[Stored records]
-- BEGIN --
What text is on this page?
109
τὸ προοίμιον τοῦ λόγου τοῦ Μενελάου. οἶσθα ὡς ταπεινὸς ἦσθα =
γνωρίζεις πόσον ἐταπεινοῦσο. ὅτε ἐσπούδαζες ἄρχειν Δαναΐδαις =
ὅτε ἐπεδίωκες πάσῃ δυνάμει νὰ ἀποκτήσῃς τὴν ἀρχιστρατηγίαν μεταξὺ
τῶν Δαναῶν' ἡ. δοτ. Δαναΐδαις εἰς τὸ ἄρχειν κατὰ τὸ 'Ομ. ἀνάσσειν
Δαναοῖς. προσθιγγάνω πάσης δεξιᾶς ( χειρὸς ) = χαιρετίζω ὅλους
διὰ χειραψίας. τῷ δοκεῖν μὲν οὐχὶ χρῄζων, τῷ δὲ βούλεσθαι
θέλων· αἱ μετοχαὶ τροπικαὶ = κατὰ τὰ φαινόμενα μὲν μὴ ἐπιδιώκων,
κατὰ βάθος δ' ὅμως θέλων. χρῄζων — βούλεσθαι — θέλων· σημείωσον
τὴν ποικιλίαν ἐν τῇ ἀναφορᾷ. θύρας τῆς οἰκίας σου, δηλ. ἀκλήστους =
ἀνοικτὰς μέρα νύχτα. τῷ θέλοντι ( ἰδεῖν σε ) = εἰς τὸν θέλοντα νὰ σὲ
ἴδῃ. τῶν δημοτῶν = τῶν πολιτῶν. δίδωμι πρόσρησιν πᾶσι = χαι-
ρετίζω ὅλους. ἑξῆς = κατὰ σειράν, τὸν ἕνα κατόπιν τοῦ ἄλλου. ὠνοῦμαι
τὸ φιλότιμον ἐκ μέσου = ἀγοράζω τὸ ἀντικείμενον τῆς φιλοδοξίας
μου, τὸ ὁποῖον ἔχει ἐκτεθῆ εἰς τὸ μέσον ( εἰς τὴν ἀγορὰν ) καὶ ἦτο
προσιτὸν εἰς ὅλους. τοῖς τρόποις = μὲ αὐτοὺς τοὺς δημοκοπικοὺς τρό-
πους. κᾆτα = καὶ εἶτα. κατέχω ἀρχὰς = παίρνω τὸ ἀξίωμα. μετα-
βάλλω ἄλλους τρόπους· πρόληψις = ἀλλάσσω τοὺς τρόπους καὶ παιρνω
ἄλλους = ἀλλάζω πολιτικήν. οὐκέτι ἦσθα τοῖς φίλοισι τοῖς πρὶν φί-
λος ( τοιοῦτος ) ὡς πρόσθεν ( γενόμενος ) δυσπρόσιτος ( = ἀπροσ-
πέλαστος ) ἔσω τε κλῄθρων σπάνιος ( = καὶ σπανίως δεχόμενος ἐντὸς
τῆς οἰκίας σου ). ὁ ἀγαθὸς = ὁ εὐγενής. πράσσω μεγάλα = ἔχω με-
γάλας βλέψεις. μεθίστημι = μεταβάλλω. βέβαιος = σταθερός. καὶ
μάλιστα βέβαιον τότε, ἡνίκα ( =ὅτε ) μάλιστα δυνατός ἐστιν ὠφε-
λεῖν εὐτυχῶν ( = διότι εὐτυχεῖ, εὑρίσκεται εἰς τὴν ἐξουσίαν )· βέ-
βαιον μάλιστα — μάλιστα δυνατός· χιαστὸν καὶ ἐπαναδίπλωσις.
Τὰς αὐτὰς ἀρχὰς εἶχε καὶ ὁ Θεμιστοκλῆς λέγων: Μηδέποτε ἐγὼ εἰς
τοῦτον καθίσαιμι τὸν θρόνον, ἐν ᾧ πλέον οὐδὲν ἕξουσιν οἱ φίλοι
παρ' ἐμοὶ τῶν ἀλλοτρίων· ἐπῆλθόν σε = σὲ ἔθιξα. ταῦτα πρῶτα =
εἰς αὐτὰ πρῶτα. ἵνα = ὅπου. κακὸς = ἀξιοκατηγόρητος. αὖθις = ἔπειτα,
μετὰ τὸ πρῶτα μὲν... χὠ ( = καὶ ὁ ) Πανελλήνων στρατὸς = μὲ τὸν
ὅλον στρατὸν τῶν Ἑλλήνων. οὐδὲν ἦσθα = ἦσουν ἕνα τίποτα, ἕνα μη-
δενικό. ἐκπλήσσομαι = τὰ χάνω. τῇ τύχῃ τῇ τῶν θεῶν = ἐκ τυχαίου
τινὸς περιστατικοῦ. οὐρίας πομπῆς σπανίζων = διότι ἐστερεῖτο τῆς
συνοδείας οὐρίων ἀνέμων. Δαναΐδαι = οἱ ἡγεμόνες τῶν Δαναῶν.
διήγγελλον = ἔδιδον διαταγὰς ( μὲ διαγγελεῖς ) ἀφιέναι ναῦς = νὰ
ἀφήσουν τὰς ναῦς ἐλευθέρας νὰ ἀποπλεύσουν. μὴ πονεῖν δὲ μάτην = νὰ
-- END --
Print out every entry, keeping each one exact.

## [Solution to this exercise]
What text is on this page?
109
τὸ προοίμιον τοῦ λόγου τοῦ Μενελάου. οἶσθα ὡς ταπεινὸς ἦσθα =
γνωρίζεις πόσον ἐταπεινοῦσο. ὅτε ἐσπούδαζες ἄρχειν Δαναΐδαις =
ὅτε ἐπεδίωκες πάσῃ δυνάμει νὰ ἀποκτήσῃς τὴν ἀρχιστρατηγίαν μεταξὺ
τῶν Δαναῶν' ἡ. δοτ. Δαναΐδαις εἰς τὸ ἄρχειν κατὰ τὸ 'Ομ. ἀνάσσειν
Δαναοῖς. προσθιγγάνω πάσης δεξιᾶς ( χειρὸς ) = χαιρετίζω ὅλους
διὰ χειραψίας. τῷ δοκεῖν μὲν οὐχὶ χρῄζων, τῷ δὲ βούλεσθαι
θέλων· αἱ μετοχαὶ τροπικαὶ = κατὰ τὰ φαινόμενα μὲν μὴ ἐπιδιώκων,
κατὰ βάθος δ' ὅμως θέλων. χρῄζων — βούλεσθαι — θέλων· σημείωσον
τὴν ποικιλίαν ἐν τῇ ἀναφορᾷ. θύρας τῆς οἰκίας σου, δηλ. ἀκλήστους =
ἀνοικτὰς μέρα νύχτα. τῷ θέλοντι ( ἰδεῖν σε ) = εἰς τὸν θέλοντα νὰ σὲ
ἴδῃ. τῶν δημοτῶν = τῶν πολιτῶν. δίδωμι πρόσρησιν πᾶσι = χαι-
ρετίζω ὅλους. ἑξῆς = κατὰ σειράν, τὸν ἕνα κατόπιν τοῦ ἄλλου. ὠνοῦμαι
τὸ φιλότιμον ἐκ μέσου = ἀγοράζω τὸ ἀντικείμενον τῆς φιλοδοξίας
μου, τὸ ὁποῖον ἔχει ἐκτεθῆ εἰς τὸ μέσον ( εἰς τὴν ἀγορὰν ) καὶ ἦτο
προσιτὸν εἰς ὅλους. τοῖς τρόποις = μὲ αὐτοὺς τοὺς δημοκοπικοὺς τρό-
πους. κᾆτα = καὶ εἶτα. κατέχω ἀρχὰς = παίρνω τὸ ἀξίωμα. μετα-
βάλλω ἄλλους τρόπους· πρόληψις = ἀλλάσσω τοὺς τρόπους καὶ παιρνω
ἄλλους = ἀλλάζω πολιτικήν. οὐκέτι ἦσθα τοῖς φίλοισι τοῖς πρὶν φί-
λος ( τοιοῦτος ) ὡς πρόσθεν ( γενόμενος ) δυσπρόσιτος ( = ἀπροσ-
πέλαστος ) ἔσω τε κλῄθρων σπάνιος ( = καὶ σπανίως δεχόμενος ἐντὸς
τῆς οἰκίας σου ). ὁ ἀγαθὸς = ὁ εὐγενής. πράσσω μεγάλα = ἔχω με-
γάλας βλέψεις. μεθίστημι = μεταβάλλω. βέβαιος = σταθερός. καὶ
μάλιστα βέβαιον τότε, ἡνίκα ( =ὅτε ) μάλιστα δυνατός ἐστιν ὠφε-
λεῖν εὐτυχῶν ( = διότι εὐτυχεῖ, εὑρίσκεται εἰς τὴν ἐξουσίαν )· βέ-
βαιον μάλιστα — μάλιστα δυνατός· χιαστὸν καὶ ἐπαναδίπλωσις.
Τὰς αὐτὰς ἀρχὰς εἶχε καὶ ὁ Θεμιστοκλῆς λέγων: Μηδέποτε ἐγὼ εἰς
τοῦτον καθίσαιμι τὸν θρόνον, ἐν ᾧ πλέον οὐδὲν ἕξουσιν οἱ φίλοι
παρ' ἐμοὶ τῶν ἀλλοτρίων· ἐπῆλθόν σε = σὲ ἔθιξα. ταῦτα πρῶτα =
εἰς αὐτὰ πρῶτα. ἵνα = ὅπου. κακὸς = ἀξιοκατηγόρητος. αὖθις = ἔπειτα,
μετὰ τὸ πρῶτα μὲν... χὠ ( = καὶ ὁ ) Πανελλήνων στρατὸς = μὲ τὸν
ὅλον στρατὸν τῶν Ἑλλήνων. οὐδὲν ἦσθα = ἦσουν ἕνα τίποτα, ἕνα μη-
δενικό. ἐκπλήσσομαι = τὰ χάνω. τῇ τύχῃ τῇ τῶν θεῶν = ἐκ τυχαίου
τινὸς περιστατικοῦ. οὐρίας πομπῆς σπανίζων = διότι ἐστερεῖτο τῆς
συνοδείας οὐρίων ἀνέμων. Δαναΐδαι = οἱ ἡγεμόνες τῶν Δαναῶν.
διήγγελλον = ἔδιδον διαταγὰς ( μὲ διαγγελεῖς ) ἀφιέναι ναῦς = νὰ
ἀφήσουν τὰς ναῦς ἐλευθέρας νὰ ἀποπλεύσουν. μὴ πονεῖν δὲ μάτην = νὰ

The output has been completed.